»»
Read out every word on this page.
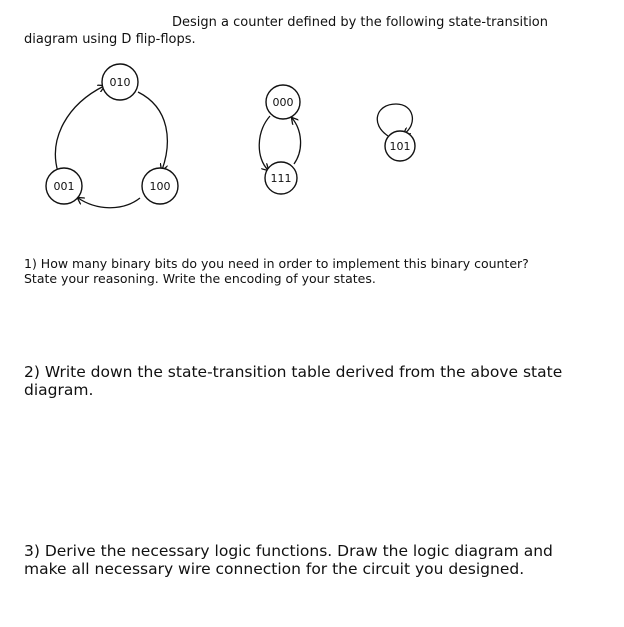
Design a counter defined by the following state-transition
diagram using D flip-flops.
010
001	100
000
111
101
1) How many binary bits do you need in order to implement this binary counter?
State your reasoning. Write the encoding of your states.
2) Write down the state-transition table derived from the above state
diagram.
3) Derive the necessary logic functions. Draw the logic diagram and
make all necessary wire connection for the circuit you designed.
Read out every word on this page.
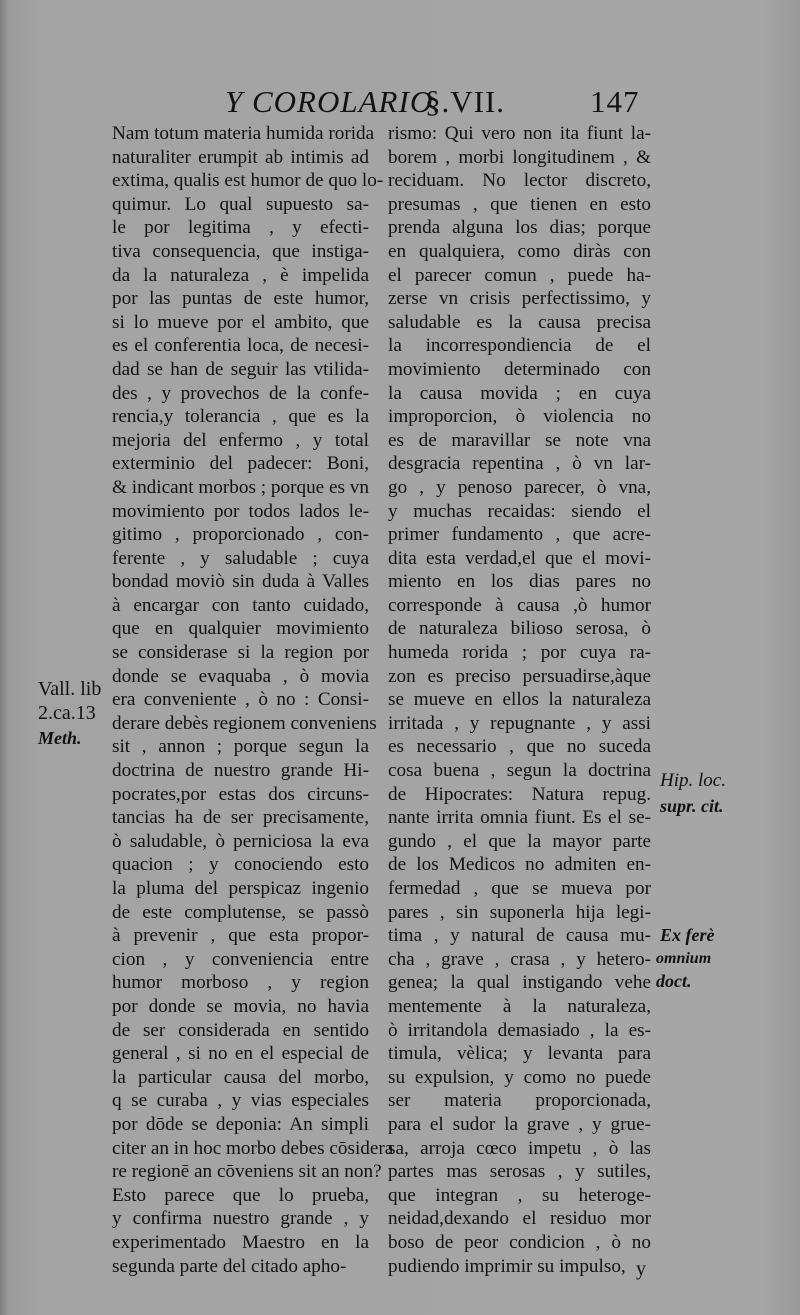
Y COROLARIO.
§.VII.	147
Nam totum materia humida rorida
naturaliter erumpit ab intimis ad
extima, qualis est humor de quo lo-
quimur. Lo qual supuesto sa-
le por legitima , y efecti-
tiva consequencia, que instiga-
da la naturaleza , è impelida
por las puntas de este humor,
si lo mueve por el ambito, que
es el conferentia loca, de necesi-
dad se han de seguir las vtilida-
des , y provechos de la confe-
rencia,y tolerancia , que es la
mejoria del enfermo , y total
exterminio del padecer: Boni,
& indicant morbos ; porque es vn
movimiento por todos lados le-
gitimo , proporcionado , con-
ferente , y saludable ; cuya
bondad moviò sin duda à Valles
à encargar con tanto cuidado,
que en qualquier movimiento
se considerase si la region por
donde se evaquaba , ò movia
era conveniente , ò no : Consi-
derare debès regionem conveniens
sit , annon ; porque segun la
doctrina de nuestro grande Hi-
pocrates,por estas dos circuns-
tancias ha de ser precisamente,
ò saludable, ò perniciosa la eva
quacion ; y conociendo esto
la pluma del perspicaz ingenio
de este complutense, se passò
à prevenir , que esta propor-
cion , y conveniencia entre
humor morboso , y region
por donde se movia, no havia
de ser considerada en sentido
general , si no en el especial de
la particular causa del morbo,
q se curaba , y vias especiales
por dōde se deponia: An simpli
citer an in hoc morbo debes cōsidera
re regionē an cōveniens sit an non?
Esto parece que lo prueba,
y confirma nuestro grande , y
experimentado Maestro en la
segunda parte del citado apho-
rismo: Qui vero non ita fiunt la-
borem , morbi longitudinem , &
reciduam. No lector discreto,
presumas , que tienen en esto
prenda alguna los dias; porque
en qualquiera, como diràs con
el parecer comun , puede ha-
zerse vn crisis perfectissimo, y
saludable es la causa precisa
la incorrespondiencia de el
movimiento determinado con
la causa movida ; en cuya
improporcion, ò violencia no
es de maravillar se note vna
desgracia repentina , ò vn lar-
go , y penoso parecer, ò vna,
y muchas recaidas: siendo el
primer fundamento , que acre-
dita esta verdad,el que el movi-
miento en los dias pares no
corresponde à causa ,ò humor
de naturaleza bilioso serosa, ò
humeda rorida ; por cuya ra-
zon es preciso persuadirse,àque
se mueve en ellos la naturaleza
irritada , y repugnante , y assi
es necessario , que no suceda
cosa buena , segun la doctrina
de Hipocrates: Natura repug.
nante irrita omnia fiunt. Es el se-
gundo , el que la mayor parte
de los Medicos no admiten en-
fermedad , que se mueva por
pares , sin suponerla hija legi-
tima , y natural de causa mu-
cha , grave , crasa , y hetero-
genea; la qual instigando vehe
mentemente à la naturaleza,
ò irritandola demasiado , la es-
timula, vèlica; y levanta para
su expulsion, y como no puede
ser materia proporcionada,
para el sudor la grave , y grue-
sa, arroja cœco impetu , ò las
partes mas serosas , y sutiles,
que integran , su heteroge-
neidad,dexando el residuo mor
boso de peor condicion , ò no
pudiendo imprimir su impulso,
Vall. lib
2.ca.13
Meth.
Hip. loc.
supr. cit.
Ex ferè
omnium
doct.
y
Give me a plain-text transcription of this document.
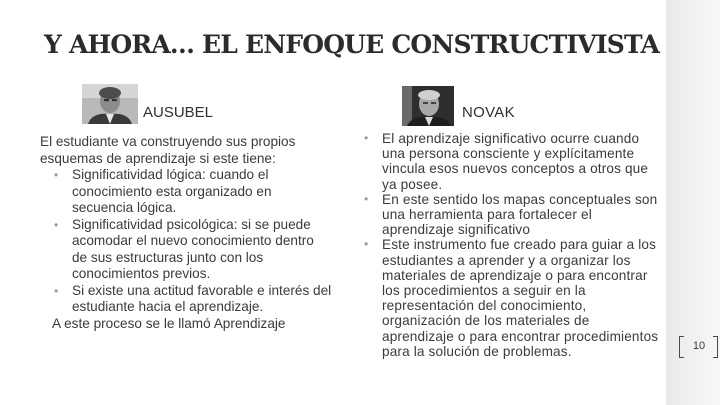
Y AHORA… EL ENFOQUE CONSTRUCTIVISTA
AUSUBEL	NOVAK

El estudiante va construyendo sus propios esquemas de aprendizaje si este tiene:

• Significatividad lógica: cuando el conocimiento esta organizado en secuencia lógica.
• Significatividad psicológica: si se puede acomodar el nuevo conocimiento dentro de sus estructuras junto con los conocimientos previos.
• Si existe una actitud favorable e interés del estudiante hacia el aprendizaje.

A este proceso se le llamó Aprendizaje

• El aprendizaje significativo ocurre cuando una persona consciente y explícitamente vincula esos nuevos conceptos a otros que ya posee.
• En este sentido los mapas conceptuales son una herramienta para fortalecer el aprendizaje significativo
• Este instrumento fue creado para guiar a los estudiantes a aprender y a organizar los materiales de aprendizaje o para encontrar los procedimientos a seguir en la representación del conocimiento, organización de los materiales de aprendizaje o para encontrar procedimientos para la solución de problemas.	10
««
»»
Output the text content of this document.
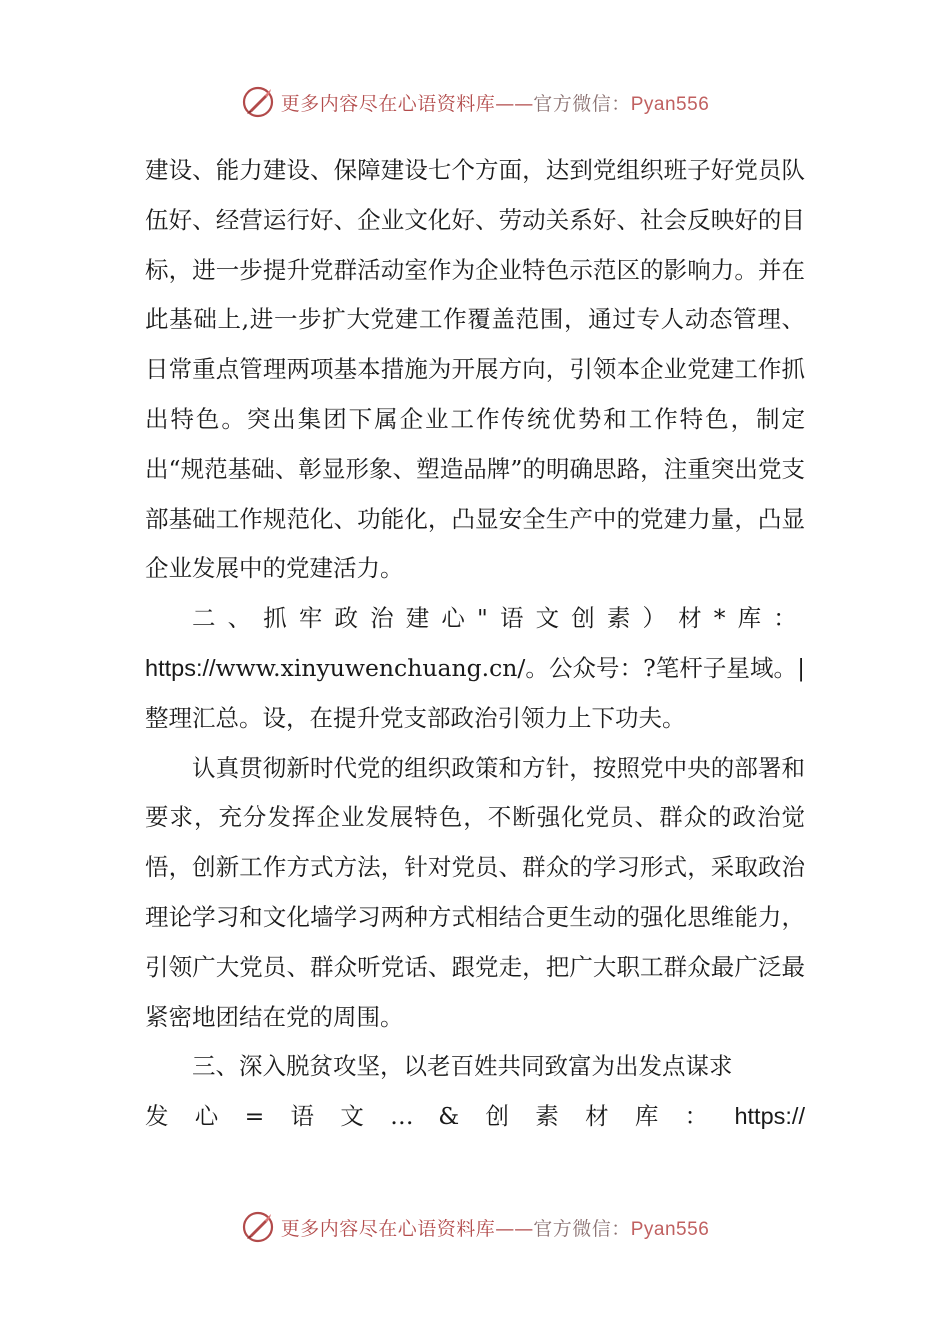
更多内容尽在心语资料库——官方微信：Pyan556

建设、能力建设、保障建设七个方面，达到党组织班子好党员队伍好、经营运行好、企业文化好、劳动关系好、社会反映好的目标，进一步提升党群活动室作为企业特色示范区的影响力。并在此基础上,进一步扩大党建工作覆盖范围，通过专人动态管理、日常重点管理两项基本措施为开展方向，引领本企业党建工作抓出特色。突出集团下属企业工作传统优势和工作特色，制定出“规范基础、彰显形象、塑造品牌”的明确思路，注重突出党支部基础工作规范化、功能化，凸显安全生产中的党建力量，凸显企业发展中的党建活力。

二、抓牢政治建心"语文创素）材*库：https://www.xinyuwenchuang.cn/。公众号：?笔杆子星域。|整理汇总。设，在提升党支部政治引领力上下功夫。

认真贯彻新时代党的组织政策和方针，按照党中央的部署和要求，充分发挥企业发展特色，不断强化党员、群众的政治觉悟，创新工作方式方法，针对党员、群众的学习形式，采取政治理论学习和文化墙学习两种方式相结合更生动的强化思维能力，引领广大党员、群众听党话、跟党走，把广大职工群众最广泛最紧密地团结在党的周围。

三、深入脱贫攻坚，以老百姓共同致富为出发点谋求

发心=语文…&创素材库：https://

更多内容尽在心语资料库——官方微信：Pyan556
««
Note each line of the entries that has "grande" in it, and copy those lines.

| Answer |
doctrina de nuestro grande Hi-
y confirma nuestro grande , y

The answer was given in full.